[Saved entries]
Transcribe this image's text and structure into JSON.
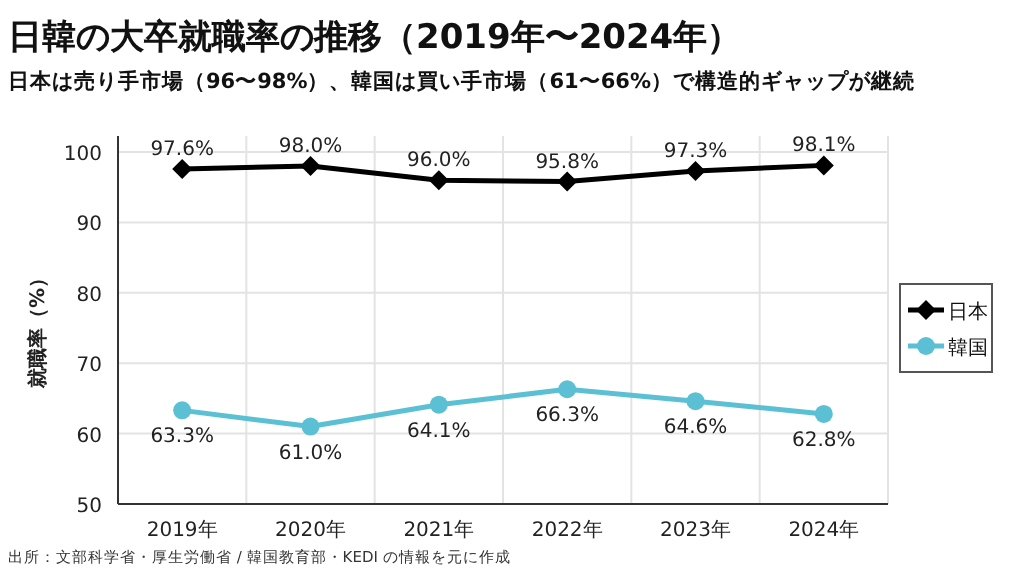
{
  "chart_data": {
    "type": "line",
    "title": "日韓の大卒就職率の推移（2019年〜2024年）",
    "subtitle": "日本は売り手市場（96〜98%）、韓国は買い手市場（61〜66%）で構造的ギャップが継続",
    "ylabel": "就職率（%）",
    "categories": [
      "2019年",
      "2020年",
      "2021年",
      "2022年",
      "2023年",
      "2024年"
    ],
    "series": [
      {
        "name": "日本",
        "color": "#000000",
        "marker": "diamond",
        "values": [
          97.6,
          98.0,
          96.0,
          95.8,
          97.3,
          98.1
        ],
        "value_labels": [
          "97.6%",
          "98.0%",
          "96.0%",
          "95.8%",
          "97.3%",
          "98.1%"
        ]
      },
      {
        "name": "韓国",
        "color": "#5bc0d3",
        "marker": "circle",
        "values": [
          63.3,
          61.0,
          64.1,
          66.3,
          64.6,
          62.8
        ],
        "value_labels": [
          "63.3%",
          "61.0%",
          "64.1%",
          "66.3%",
          "64.6%",
          "62.8%"
        ]
      }
    ],
    "ylim": [
      50,
      100
    ],
    "yticks": [
      50,
      60,
      70,
      80,
      90,
      100
    ],
    "grid": true,
    "legend": "right",
    "annotations": [
      "出所：文部科学省・厚生労働省 / 韓国教育部・KEDI の情報を元に作成"
    ]
  }
}
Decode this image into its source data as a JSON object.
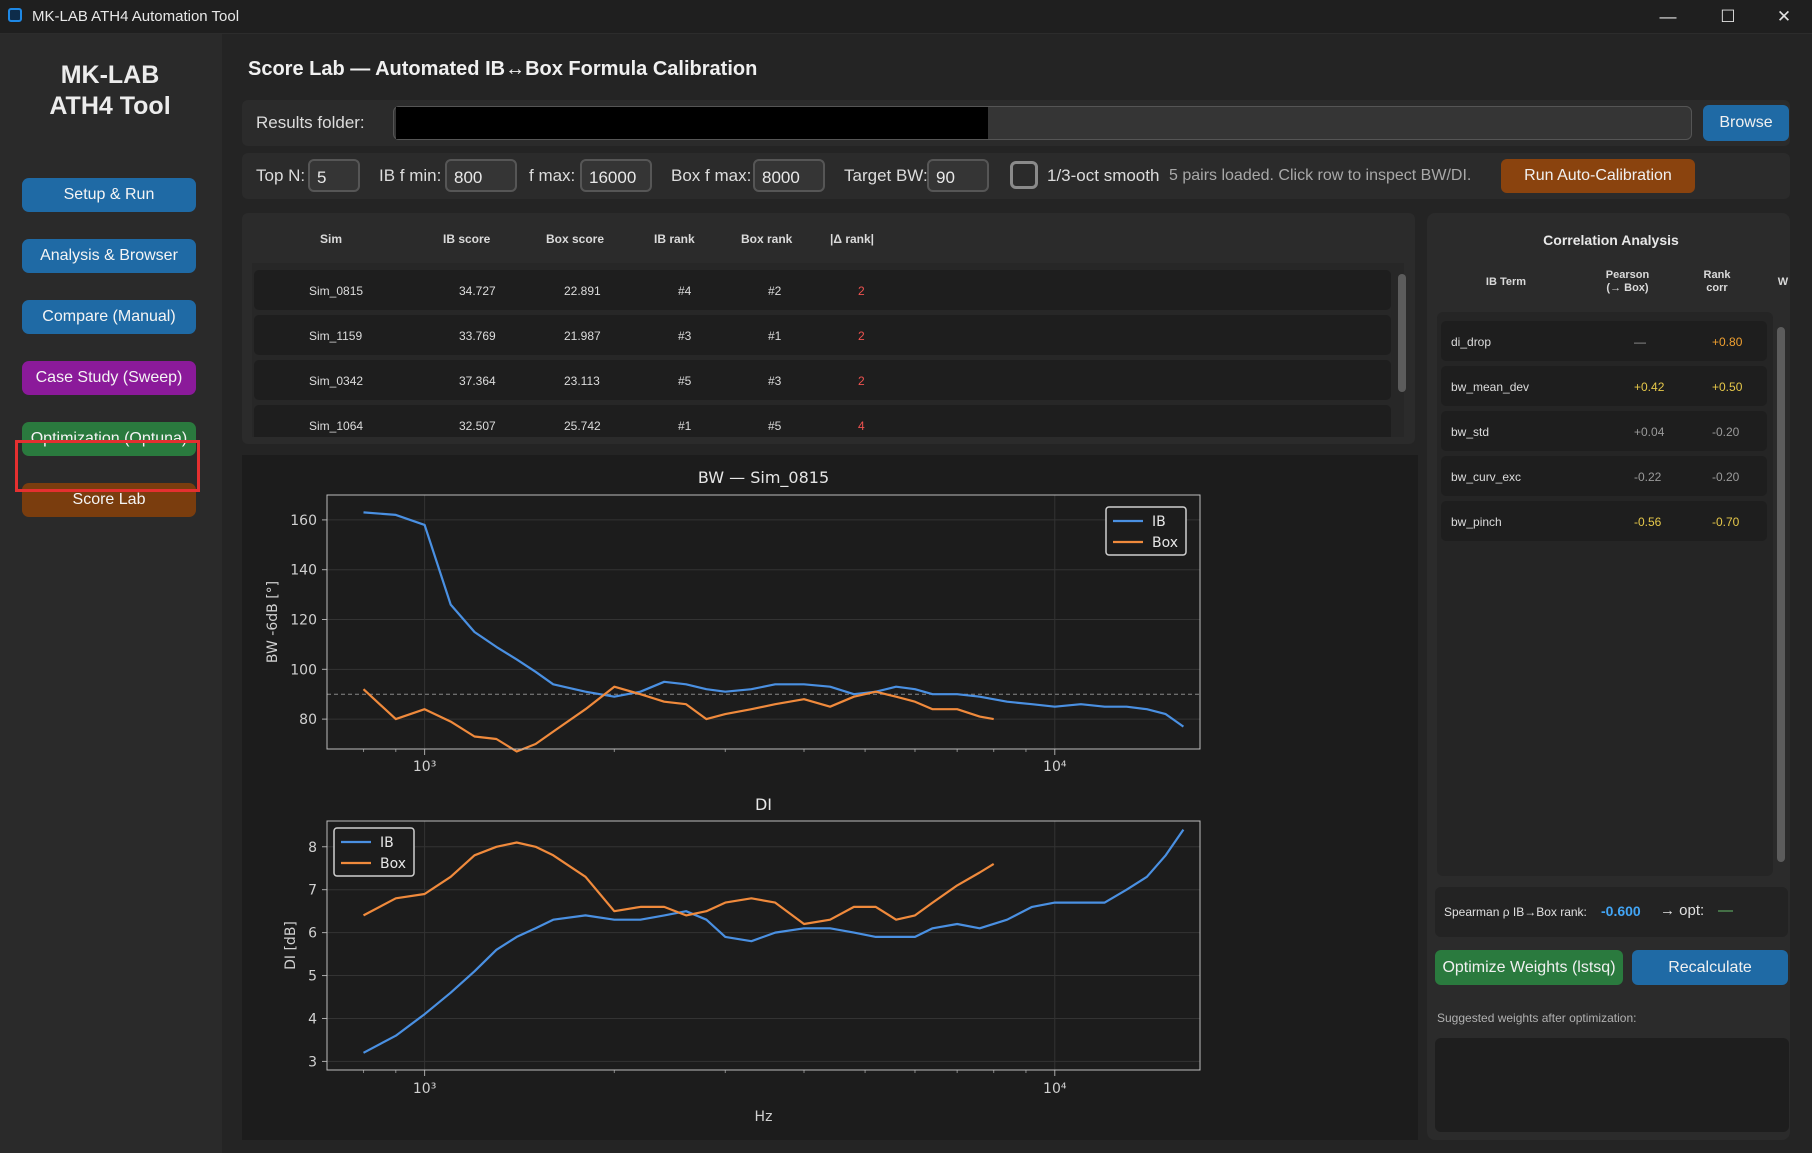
{
  "window": {
    "title": "MK-LAB ATH4 Automation Tool",
    "min": "—",
    "max": "☐",
    "close": "✕"
  },
  "sidebar": {
    "logo_line1": "MK-LAB",
    "logo_line2": "ATH4 Tool",
    "items": [
      {
        "label": "Setup & Run",
        "color": "#1f6aa5"
      },
      {
        "label": "Analysis & Browser",
        "color": "#1f6aa5"
      },
      {
        "label": "Compare (Manual)",
        "color": "#1f6aa5"
      },
      {
        "label": "Case Study (Sweep)",
        "color": "#8b1a9a"
      },
      {
        "label": "Optimization (Optuna)",
        "color": "#2a7a3e"
      },
      {
        "label": "Score Lab",
        "color": "#7a3d0e",
        "active": true
      }
    ]
  },
  "main": {
    "title": "Score Lab  —  Automated IB↔Box Formula Calibration",
    "folder": {
      "label": "Results folder:",
      "value": "",
      "browse": "Browse"
    },
    "params": {
      "top_n_label": "Top N:",
      "top_n": "5",
      "ib_fmin_label": "IB f min:",
      "ib_fmin": "800",
      "fmax_label": "f max:",
      "fmax": "16000",
      "box_fmax_label": "Box f max:",
      "box_fmax": "8000",
      "target_bw_label": "Target BW:",
      "target_bw": "90",
      "smooth_label": "1/3-oct smooth",
      "status": "5 pairs loaded. Click row to inspect BW/DI.",
      "run": "Run Auto-Calibration"
    },
    "table": {
      "headers": [
        "Sim",
        "IB score",
        "Box score",
        "IB rank",
        "Box rank",
        "|Δ rank|"
      ],
      "rows": [
        [
          "Sim_0815",
          "34.727",
          "22.891",
          "#4",
          "#2",
          "2"
        ],
        [
          "Sim_1159",
          "33.769",
          "21.987",
          "#3",
          "#1",
          "2"
        ],
        [
          "Sim_0342",
          "37.364",
          "23.113",
          "#5",
          "#3",
          "2"
        ],
        [
          "Sim_1064",
          "32.507",
          "25.742",
          "#1",
          "#5",
          "4"
        ]
      ]
    }
  },
  "chart_data": [
    {
      "type": "line",
      "title": "BW  —  Sim_0815",
      "xlabel": "",
      "ylabel": "BW -6dB [°]",
      "xscale": "log",
      "xlim": [
        700,
        17000
      ],
      "ylim": [
        68,
        170
      ],
      "yticks": [
        80,
        100,
        120,
        140,
        160
      ],
      "xtick_labels": [
        "10³",
        "10⁴"
      ],
      "reference_line": 90,
      "grid": true,
      "legend": "top-right",
      "series": [
        {
          "name": "IB",
          "color": "#4a90e2",
          "x": [
            800,
            900,
            1000,
            1100,
            1200,
            1300,
            1400,
            1500,
            1600,
            1800,
            2000,
            2200,
            2400,
            2600,
            2800,
            3000,
            3300,
            3600,
            4000,
            4400,
            4800,
            5200,
            5600,
            6000,
            6400,
            7000,
            7600,
            8400,
            9200,
            10000,
            11000,
            12000,
            13000,
            14000,
            15000,
            16000
          ],
          "y": [
            163,
            162,
            158,
            126,
            115,
            109,
            104,
            99,
            94,
            91,
            89,
            91,
            95,
            94,
            92,
            91,
            92,
            94,
            94,
            93,
            90,
            91,
            93,
            92,
            90,
            90,
            89,
            87,
            86,
            85,
            86,
            85,
            85,
            84,
            82,
            77
          ]
        },
        {
          "name": "Box",
          "color": "#f08a3c",
          "x": [
            800,
            900,
            1000,
            1100,
            1200,
            1300,
            1400,
            1500,
            1600,
            1800,
            2000,
            2200,
            2400,
            2600,
            2800,
            3000,
            3300,
            3600,
            4000,
            4400,
            4800,
            5200,
            5600,
            6000,
            6400,
            7000,
            7600,
            8000
          ],
          "y": [
            92,
            80,
            84,
            79,
            73,
            72,
            67,
            70,
            75,
            84,
            93,
            90,
            87,
            86,
            80,
            82,
            84,
            86,
            88,
            85,
            89,
            91,
            89,
            87,
            84,
            84,
            81,
            80
          ]
        }
      ]
    },
    {
      "type": "line",
      "title": "DI",
      "xlabel": "Hz",
      "ylabel": "DI [dB]",
      "xscale": "log",
      "xlim": [
        700,
        17000
      ],
      "ylim": [
        2.8,
        8.6
      ],
      "yticks": [
        3,
        4,
        5,
        6,
        7,
        8
      ],
      "xtick_labels": [
        "10³",
        "10⁴"
      ],
      "grid": true,
      "legend": "top-left",
      "series": [
        {
          "name": "IB",
          "color": "#4a90e2",
          "x": [
            800,
            900,
            1000,
            1100,
            1200,
            1300,
            1400,
            1500,
            1600,
            1800,
            2000,
            2200,
            2400,
            2600,
            2800,
            3000,
            3300,
            3600,
            4000,
            4400,
            4800,
            5200,
            5600,
            6000,
            6400,
            7000,
            7600,
            8400,
            9200,
            10000,
            11000,
            12000,
            13000,
            14000,
            15000,
            16000
          ],
          "y": [
            3.2,
            3.6,
            4.1,
            4.6,
            5.1,
            5.6,
            5.9,
            6.1,
            6.3,
            6.4,
            6.3,
            6.3,
            6.4,
            6.5,
            6.3,
            5.9,
            5.8,
            6.0,
            6.1,
            6.1,
            6.0,
            5.9,
            5.9,
            5.9,
            6.1,
            6.2,
            6.1,
            6.3,
            6.6,
            6.7,
            6.7,
            6.7,
            7.0,
            7.3,
            7.8,
            8.4
          ]
        },
        {
          "name": "Box",
          "color": "#f08a3c",
          "x": [
            800,
            900,
            1000,
            1100,
            1200,
            1300,
            1400,
            1500,
            1600,
            1800,
            2000,
            2200,
            2400,
            2600,
            2800,
            3000,
            3300,
            3600,
            4000,
            4400,
            4800,
            5200,
            5600,
            6000,
            6400,
            7000,
            7600,
            8000
          ],
          "y": [
            6.4,
            6.8,
            6.9,
            7.3,
            7.8,
            8.0,
            8.1,
            8.0,
            7.8,
            7.3,
            6.5,
            6.6,
            6.6,
            6.4,
            6.5,
            6.7,
            6.8,
            6.7,
            6.2,
            6.3,
            6.6,
            6.6,
            6.3,
            6.4,
            6.7,
            7.1,
            7.4,
            7.6
          ]
        }
      ]
    }
  ],
  "correlation": {
    "title": "Correlation Analysis",
    "headers": {
      "term": "IB Term",
      "pearson_1": "Pearson",
      "pearson_2": "(→ Box)",
      "rank_1": "Rank",
      "rank_2": "corr",
      "weight": "W"
    },
    "rows": [
      {
        "term": "di_drop",
        "pearson": "—",
        "rank": "+0.80",
        "pearson_color": "#9a9a9a",
        "rank_color": "#f0a030"
      },
      {
        "term": "bw_mean_dev",
        "pearson": "+0.42",
        "rank": "+0.50",
        "pearson_color": "#e6c84a",
        "rank_color": "#e6c84a"
      },
      {
        "term": "bw_std",
        "pearson": "+0.04",
        "rank": "-0.20",
        "pearson_color": "#9a9a9a",
        "rank_color": "#9a9a9a"
      },
      {
        "term": "bw_curv_exc",
        "pearson": "-0.22",
        "rank": "-0.20",
        "pearson_color": "#9a9a9a",
        "rank_color": "#9a9a9a"
      },
      {
        "term": "bw_pinch",
        "pearson": "-0.56",
        "rank": "-0.70",
        "pearson_color": "#e6c84a",
        "rank_color": "#e6c84a"
      }
    ],
    "spearman_label": "Spearman ρ  IB→Box rank:",
    "spearman_value": "-0.600",
    "opt_label": "→ opt:",
    "opt_value": "—",
    "optimize": "Optimize Weights (lstsq)",
    "recalculate": "Recalculate",
    "suggested_label": "Suggested weights after optimization:"
  }
}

JOB = Check the data for the word "ylabel" and pull out the lines that have it.

THE OUTPUT =
    "ylabel": "就職率（%）",
      "ylabel": "BW -6dB [°]",
      "ylabel": "DI [dB]",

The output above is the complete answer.